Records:
::::

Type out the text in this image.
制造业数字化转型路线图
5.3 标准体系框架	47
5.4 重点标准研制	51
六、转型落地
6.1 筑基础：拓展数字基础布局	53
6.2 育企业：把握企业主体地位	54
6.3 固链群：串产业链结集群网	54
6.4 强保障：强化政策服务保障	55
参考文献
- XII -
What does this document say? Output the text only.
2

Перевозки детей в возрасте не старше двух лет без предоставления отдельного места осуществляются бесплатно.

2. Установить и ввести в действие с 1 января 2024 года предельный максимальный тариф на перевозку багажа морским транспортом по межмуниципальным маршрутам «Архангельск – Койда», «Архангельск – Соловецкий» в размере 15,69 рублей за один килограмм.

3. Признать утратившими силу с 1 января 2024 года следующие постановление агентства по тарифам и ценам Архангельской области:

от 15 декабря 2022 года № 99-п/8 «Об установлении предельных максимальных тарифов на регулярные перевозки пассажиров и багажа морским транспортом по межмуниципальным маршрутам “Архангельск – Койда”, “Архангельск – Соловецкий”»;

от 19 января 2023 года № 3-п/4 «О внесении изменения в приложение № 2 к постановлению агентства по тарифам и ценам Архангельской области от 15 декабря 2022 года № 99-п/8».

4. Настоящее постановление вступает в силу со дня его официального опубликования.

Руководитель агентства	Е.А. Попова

::::

Written request: All records above must be set down exactly, please.

Expected answer:
Type out the text in this image.
制造业数字化转型路线图
5.3 标准体系框架	47
5.4 重点标准研制	51
六、转型落地
6.1 筑基础：拓展数字基础布局	53
6.2 育企业：把握企业主体地位	54
6.3 固链群：串产业链结集群网	54
6.4 强保障：强化政策服务保障	55
参考文献
- XII -
What does this document say? Output the text only.
2

Перевозки детей в возрасте не старше двух лет без предоставления отдельного места осуществляются бесплатно.

2. Установить и ввести в действие с 1 января 2024 года предельный максимальный тариф на перевозку багажа морским транспортом по межмуниципальным маршрутам «Архангельск – Койда», «Архангельск – Соловецкий» в размере 15,69 рублей за один килограмм.

3. Признать утратившими силу с 1 января 2024 года следующие постановление агентства по тарифам и ценам Архангельской области:

от 15 декабря 2022 года № 99-п/8 «Об установлении предельных максимальных тарифов на регулярные перевозки пассажиров и багажа морским транспортом по межмуниципальным маршрутам “Архангельск – Койда”, “Архангельск – Соловецкий”»;

от 19 января 2023 года № 3-п/4 «О внесении изменения в приложение № 2 к постановлению агентства по тарифам и ценам Архангельской области от 15 декабря 2022 года № 99-п/8».

4. Настоящее постановление вступает в силу со дня его официального опубликования.

Руководитель агентства	Е.А. Попова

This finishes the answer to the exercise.